◆ **Exercise**
Give the records back in full, exactly as they read.

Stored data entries
:::::
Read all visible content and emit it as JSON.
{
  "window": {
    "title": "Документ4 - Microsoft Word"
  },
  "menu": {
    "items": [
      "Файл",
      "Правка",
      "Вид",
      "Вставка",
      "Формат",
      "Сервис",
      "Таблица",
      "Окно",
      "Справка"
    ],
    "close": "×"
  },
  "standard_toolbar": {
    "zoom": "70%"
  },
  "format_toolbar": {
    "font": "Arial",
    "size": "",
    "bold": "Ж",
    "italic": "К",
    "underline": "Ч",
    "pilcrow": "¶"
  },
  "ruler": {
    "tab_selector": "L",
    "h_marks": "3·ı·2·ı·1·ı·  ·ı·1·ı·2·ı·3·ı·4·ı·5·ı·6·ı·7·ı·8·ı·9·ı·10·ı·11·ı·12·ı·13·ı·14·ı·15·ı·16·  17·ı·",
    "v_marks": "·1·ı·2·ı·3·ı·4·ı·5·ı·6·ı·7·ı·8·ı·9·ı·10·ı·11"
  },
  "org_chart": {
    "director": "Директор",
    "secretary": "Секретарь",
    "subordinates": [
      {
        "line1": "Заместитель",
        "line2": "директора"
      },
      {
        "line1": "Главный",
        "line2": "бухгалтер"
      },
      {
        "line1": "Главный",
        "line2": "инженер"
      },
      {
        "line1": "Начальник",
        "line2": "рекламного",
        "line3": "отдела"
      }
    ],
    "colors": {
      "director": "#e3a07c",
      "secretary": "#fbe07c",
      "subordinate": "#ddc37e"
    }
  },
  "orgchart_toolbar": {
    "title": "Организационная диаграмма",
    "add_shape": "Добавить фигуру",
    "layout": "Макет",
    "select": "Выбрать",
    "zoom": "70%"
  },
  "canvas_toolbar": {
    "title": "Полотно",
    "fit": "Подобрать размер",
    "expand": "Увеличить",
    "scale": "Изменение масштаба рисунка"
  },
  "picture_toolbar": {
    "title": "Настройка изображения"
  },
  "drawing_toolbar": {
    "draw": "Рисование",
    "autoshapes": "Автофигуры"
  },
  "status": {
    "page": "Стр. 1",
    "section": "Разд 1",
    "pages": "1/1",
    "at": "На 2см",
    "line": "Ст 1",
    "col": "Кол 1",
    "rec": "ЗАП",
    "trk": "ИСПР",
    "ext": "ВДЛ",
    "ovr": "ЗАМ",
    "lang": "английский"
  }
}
:::::
◆ **Exercise result**
Read all visible content and emit it as JSON.
{
  "window": {
    "title": "Документ4 - Microsoft Word"
  },
  "menu": {
    "items": [
      "Файл",
      "Правка",
      "Вид",
      "Вставка",
      "Формат",
      "Сервис",
      "Таблица",
      "Окно",
      "Справка"
    ],
    "close": "×"
  },
  "standard_toolbar": {
    "zoom": "70%"
  },
  "format_toolbar": {
    "font": "Arial",
    "size": "",
    "bold": "Ж",
    "italic": "К",
    "underline": "Ч",
    "pilcrow": "¶"
  },
  "ruler": {
    "tab_selector": "L",
    "h_marks": "3·ı·2·ı·1·ı·  ·ı·1·ı·2·ı·3·ı·4·ı·5·ı·6·ı·7·ı·8·ı·9·ı·10·ı·11·ı·12·ı·13·ı·14·ı·15·ı·16·  17·ı·",
    "v_marks": "·1·ı·2·ı·3·ı·4·ı·5·ı·6·ı·7·ı·8·ı·9·ı·10·ı·11"
  },
  "org_chart": {
    "director": "Директор",
    "secretary": "Секретарь",
    "subordinates": [
      {
        "line1": "Заместитель",
        "line2": "директора"
      },
      {
        "line1": "Главный",
        "line2": "бухгалтер"
      },
      {
        "line1": "Главный",
        "line2": "инженер"
      },
      {
        "line1": "Начальник",
        "line2": "рекламного",
        "line3": "отдела"
      }
    ],
    "colors": {
      "director": "#e3a07c",
      "secretary": "#fbe07c",
      "subordinate": "#ddc37e"
    }
  },
  "orgchart_toolbar": {
    "title": "Организационная диаграмма",
    "add_shape": "Добавить фигуру",
    "layout": "Макет",
    "select": "Выбрать",
    "zoom": "70%"
  },
  "canvas_toolbar": {
    "title": "Полотно",
    "fit": "Подобрать размер",
    "expand": "Увеличить",
    "scale": "Изменение масштаба рисунка"
  },
  "picture_toolbar": {
    "title": "Настройка изображения"
  },
  "drawing_toolbar": {
    "draw": "Рисование",
    "autoshapes": "Автофигуры"
  },
  "status": {
    "page": "Стр. 1",
    "section": "Разд 1",
    "pages": "1/1",
    "at": "На 2см",
    "line": "Ст 1",
    "col": "Кол 1",
    "rec": "ЗАП",
    "trk": "ИСПР",
    "ext": "ВДЛ",
    "ovr": "ЗАМ",
    "lang": "английский"
  }
}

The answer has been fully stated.